PROVIDED RECORDS:
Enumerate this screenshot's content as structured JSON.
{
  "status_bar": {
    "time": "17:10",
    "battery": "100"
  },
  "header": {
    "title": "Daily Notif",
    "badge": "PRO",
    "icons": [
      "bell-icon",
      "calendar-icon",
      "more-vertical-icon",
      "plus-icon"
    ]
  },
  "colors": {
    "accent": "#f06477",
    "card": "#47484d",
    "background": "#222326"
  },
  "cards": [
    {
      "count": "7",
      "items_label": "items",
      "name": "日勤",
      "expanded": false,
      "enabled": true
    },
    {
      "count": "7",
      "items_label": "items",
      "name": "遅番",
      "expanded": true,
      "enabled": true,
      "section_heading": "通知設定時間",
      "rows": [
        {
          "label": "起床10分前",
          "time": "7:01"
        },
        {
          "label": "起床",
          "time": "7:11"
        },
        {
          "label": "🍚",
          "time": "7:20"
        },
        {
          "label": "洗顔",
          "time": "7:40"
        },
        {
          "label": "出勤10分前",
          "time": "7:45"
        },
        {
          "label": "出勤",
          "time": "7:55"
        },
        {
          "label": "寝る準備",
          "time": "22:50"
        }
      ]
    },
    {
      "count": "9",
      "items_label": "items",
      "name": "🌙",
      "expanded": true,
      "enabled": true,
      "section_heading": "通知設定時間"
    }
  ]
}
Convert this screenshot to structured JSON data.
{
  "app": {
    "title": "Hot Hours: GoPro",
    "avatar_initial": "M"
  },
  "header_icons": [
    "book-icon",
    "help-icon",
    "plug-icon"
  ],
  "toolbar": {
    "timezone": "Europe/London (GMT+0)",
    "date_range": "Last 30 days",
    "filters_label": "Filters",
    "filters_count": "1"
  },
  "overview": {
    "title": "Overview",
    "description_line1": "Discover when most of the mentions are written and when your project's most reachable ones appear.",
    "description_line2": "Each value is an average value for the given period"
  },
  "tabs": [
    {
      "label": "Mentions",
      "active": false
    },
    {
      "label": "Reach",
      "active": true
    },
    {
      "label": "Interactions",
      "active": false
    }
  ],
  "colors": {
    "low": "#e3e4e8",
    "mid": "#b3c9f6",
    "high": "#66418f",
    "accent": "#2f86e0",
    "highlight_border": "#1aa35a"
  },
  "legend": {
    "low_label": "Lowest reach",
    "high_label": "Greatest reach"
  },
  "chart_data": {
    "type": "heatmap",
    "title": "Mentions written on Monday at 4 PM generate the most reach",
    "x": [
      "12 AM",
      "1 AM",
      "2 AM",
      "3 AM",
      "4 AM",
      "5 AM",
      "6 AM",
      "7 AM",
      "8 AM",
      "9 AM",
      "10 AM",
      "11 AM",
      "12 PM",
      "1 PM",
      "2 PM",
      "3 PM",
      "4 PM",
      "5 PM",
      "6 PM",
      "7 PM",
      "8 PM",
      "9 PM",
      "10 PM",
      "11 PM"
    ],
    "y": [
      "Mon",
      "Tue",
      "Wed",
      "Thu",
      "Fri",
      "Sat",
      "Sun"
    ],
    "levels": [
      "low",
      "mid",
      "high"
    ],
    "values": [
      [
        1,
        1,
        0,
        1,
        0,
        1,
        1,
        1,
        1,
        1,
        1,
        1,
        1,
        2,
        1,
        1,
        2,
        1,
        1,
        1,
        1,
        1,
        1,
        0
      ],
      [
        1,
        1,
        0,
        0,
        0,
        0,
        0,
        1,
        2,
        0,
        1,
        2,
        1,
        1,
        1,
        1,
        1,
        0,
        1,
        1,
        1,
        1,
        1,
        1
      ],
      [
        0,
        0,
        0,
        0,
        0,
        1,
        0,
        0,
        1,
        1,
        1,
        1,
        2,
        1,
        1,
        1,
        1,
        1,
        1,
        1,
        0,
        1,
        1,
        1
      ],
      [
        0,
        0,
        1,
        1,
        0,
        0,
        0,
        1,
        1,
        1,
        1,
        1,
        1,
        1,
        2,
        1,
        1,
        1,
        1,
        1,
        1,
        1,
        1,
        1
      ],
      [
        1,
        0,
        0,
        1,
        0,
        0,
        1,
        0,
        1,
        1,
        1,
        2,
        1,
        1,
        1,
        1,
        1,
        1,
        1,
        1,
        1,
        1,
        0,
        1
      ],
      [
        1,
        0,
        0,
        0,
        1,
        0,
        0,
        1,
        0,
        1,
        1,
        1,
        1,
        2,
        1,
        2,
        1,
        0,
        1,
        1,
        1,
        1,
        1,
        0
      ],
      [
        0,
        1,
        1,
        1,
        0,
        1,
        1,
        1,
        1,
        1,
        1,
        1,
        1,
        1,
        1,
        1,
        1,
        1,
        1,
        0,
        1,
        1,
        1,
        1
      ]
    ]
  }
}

THE REQUEST:
Using the listing above, retype each line exactly.

ANSWER BELOW:
Enumerate this screenshot's content as structured JSON.
{
  "status_bar": {
    "time": "17:10",
    "battery": "100"
  },
  "header": {
    "title": "Daily Notif",
    "badge": "PRO",
    "icons": [
      "bell-icon",
      "calendar-icon",
      "more-vertical-icon",
      "plus-icon"
    ]
  },
  "colors": {
    "accent": "#f06477",
    "card": "#47484d",
    "background": "#222326"
  },
  "cards": [
    {
      "count": "7",
      "items_label": "items",
      "name": "日勤",
      "expanded": false,
      "enabled": true
    },
    {
      "count": "7",
      "items_label": "items",
      "name": "遅番",
      "expanded": true,
      "enabled": true,
      "section_heading": "通知設定時間",
      "rows": [
        {
          "label": "起床10分前",
          "time": "7:01"
        },
        {
          "label": "起床",
          "time": "7:11"
        },
        {
          "label": "🍚",
          "time": "7:20"
        },
        {
          "label": "洗顔",
          "time": "7:40"
        },
        {
          "label": "出勤10分前",
          "time": "7:45"
        },
        {
          "label": "出勤",
          "time": "7:55"
        },
        {
          "label": "寝る準備",
          "time": "22:50"
        }
      ]
    },
    {
      "count": "9",
      "items_label": "items",
      "name": "🌙",
      "expanded": true,
      "enabled": true,
      "section_heading": "通知設定時間"
    }
  ]
}
Convert this screenshot to structured JSON data.
{
  "app": {
    "title": "Hot Hours: GoPro",
    "avatar_initial": "M"
  },
  "header_icons": [
    "book-icon",
    "help-icon",
    "plug-icon"
  ],
  "toolbar": {
    "timezone": "Europe/London (GMT+0)",
    "date_range": "Last 30 days",
    "filters_label": "Filters",
    "filters_count": "1"
  },
  "overview": {
    "title": "Overview",
    "description_line1": "Discover when most of the mentions are written and when your project's most reachable ones appear.",
    "description_line2": "Each value is an average value for the given period"
  },
  "tabs": [
    {
      "label": "Mentions",
      "active": false
    },
    {
      "label": "Reach",
      "active": true
    },
    {
      "label": "Interactions",
      "active": false
    }
  ],
  "colors": {
    "low": "#e3e4e8",
    "mid": "#b3c9f6",
    "high": "#66418f",
    "accent": "#2f86e0",
    "highlight_border": "#1aa35a"
  },
  "legend": {
    "low_label": "Lowest reach",
    "high_label": "Greatest reach"
  },
  "chart_data": {
    "type": "heatmap",
    "title": "Mentions written on Monday at 4 PM generate the most reach",
    "x": [
      "12 AM",
      "1 AM",
      "2 AM",
      "3 AM",
      "4 AM",
      "5 AM",
      "6 AM",
      "7 AM",
      "8 AM",
      "9 AM",
      "10 AM",
      "11 AM",
      "12 PM",
      "1 PM",
      "2 PM",
      "3 PM",
      "4 PM",
      "5 PM",
      "6 PM",
      "7 PM",
      "8 PM",
      "9 PM",
      "10 PM",
      "11 PM"
    ],
    "y": [
      "Mon",
      "Tue",
      "Wed",
      "Thu",
      "Fri",
      "Sat",
      "Sun"
    ],
    "levels": [
      "low",
      "mid",
      "high"
    ],
    "values": [
      [
        1,
        1,
        0,
        1,
        0,
        1,
        1,
        1,
        1,
        1,
        1,
        1,
        1,
        2,
        1,
        1,
        2,
        1,
        1,
        1,
        1,
        1,
        1,
        0
      ],
      [
        1,
        1,
        0,
        0,
        0,
        0,
        0,
        1,
        2,
        0,
        1,
        2,
        1,
        1,
        1,
        1,
        1,
        0,
        1,
        1,
        1,
        1,
        1,
        1
      ],
      [
        0,
        0,
        0,
        0,
        0,
        1,
        0,
        0,
        1,
        1,
        1,
        1,
        2,
        1,
        1,
        1,
        1,
        1,
        1,
        1,
        0,
        1,
        1,
        1
      ],
      [
        0,
        0,
        1,
        1,
        0,
        0,
        0,
        1,
        1,
        1,
        1,
        1,
        1,
        1,
        2,
        1,
        1,
        1,
        1,
        1,
        1,
        1,
        1,
        1
      ],
      [
        1,
        0,
        0,
        1,
        0,
        0,
        1,
        0,
        1,
        1,
        1,
        2,
        1,
        1,
        1,
        1,
        1,
        1,
        1,
        1,
        1,
        1,
        0,
        1
      ],
      [
        1,
        0,
        0,
        0,
        1,
        0,
        0,
        1,
        0,
        1,
        1,
        1,
        1,
        2,
        1,
        2,
        1,
        0,
        1,
        1,
        1,
        1,
        1,
        0
      ],
      [
        0,
        1,
        1,
        1,
        0,
        1,
        1,
        1,
        1,
        1,
        1,
        1,
        1,
        1,
        1,
        1,
        1,
        1,
        1,
        0,
        1,
        1,
        1,
        1
      ]
    ]
  }
}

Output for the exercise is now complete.